▶ _Exercise requirements_:
Within the records below, find each line that holds the string "JSON", then copy it.

══ Material for this exercise ══

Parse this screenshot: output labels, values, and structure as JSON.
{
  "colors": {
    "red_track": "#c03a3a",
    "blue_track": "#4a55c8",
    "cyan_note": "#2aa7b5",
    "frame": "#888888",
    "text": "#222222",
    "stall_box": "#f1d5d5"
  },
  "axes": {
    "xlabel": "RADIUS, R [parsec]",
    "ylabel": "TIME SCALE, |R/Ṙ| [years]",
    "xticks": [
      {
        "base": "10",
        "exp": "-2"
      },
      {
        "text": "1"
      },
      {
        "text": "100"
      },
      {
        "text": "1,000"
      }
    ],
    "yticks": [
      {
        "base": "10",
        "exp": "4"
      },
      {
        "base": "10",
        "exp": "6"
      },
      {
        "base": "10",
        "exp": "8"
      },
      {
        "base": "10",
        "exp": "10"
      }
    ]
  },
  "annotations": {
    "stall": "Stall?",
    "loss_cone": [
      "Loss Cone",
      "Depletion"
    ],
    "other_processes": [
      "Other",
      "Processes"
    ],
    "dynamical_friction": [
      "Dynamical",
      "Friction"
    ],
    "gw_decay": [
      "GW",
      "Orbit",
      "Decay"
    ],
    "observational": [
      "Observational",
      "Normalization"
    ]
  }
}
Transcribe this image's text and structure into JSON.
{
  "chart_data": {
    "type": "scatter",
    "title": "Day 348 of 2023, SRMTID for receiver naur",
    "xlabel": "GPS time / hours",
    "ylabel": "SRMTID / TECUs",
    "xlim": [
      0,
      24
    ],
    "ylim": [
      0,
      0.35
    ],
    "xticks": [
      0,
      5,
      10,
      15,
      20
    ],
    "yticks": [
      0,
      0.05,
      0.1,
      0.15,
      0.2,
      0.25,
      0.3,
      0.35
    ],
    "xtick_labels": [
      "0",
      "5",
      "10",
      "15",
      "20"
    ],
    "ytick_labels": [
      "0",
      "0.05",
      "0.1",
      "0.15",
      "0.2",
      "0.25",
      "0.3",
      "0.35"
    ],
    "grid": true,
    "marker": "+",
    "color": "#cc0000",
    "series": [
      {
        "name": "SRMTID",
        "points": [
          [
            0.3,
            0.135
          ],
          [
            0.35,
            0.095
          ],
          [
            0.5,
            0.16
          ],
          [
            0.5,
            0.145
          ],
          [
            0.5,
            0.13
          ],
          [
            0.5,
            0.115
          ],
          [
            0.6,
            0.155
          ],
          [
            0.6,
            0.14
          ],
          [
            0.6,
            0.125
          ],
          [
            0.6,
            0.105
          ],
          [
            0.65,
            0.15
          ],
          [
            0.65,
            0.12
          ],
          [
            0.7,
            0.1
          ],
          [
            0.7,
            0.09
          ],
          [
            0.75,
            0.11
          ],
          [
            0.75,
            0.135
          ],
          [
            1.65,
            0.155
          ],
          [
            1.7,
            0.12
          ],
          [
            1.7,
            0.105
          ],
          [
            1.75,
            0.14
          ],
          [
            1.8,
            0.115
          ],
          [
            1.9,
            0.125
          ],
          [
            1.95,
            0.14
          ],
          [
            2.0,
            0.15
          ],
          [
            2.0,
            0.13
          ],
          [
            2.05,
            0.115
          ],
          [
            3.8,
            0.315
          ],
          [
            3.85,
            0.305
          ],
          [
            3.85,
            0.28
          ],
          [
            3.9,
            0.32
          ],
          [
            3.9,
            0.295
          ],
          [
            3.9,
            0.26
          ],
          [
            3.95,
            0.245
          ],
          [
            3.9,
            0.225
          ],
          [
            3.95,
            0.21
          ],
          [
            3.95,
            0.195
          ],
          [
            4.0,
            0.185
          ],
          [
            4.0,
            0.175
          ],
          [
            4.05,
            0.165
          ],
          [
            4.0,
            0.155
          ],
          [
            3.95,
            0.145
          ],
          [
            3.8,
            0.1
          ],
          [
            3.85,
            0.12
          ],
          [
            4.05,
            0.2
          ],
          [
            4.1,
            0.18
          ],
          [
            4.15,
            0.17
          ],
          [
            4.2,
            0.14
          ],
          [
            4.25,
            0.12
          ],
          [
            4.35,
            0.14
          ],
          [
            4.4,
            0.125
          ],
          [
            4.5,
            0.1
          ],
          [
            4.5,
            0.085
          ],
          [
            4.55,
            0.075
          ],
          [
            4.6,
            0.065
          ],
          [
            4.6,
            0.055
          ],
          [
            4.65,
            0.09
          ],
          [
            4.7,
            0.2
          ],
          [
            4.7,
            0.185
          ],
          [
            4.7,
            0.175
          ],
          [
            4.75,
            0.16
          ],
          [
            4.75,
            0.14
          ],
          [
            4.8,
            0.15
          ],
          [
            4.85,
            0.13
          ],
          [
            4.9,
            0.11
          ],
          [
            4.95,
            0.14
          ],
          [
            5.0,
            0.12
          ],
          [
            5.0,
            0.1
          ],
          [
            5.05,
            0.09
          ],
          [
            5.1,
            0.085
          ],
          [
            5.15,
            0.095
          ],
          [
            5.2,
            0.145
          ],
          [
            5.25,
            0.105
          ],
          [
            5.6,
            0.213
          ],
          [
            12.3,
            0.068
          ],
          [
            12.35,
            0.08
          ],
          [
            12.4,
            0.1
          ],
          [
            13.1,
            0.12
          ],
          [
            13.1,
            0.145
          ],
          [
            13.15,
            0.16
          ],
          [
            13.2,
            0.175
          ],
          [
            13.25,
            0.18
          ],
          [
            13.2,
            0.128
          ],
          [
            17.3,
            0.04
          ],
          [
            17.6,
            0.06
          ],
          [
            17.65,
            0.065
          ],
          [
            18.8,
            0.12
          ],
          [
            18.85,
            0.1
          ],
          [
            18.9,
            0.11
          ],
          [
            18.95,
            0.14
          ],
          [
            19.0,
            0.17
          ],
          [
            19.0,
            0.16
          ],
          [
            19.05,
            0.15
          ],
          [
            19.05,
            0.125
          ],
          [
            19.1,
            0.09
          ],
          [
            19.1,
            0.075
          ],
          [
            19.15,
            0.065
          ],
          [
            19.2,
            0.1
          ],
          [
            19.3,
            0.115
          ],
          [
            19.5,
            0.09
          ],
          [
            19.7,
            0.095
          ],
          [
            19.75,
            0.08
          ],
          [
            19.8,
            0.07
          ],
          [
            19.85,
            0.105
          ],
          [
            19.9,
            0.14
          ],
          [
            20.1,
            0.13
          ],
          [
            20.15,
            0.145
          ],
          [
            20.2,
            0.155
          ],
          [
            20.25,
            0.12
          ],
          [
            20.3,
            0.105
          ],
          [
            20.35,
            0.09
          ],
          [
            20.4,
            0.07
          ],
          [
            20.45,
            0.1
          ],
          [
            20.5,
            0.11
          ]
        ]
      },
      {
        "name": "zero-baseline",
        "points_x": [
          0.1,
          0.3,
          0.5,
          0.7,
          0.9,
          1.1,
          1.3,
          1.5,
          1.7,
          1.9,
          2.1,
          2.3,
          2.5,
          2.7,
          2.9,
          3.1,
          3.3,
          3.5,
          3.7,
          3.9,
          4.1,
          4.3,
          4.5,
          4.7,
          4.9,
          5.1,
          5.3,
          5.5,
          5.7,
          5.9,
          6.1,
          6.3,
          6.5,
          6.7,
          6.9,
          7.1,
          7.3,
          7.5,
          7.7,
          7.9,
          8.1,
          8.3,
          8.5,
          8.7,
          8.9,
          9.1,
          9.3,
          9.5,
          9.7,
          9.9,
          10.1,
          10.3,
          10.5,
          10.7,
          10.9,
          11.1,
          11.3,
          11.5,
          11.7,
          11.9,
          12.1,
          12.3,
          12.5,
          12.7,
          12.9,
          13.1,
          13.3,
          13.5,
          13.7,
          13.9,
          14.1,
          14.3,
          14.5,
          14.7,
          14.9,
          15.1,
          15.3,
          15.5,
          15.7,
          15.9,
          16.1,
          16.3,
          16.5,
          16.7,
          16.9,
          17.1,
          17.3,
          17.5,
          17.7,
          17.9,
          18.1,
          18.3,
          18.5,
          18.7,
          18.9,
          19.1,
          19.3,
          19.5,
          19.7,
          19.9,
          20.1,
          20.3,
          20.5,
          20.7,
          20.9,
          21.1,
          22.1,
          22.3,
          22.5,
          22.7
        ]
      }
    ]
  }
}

═══

▶ _Task solution_:
Parse this screenshot: output labels, values, and structure as JSON.
Transcribe this image's text and structure into JSON.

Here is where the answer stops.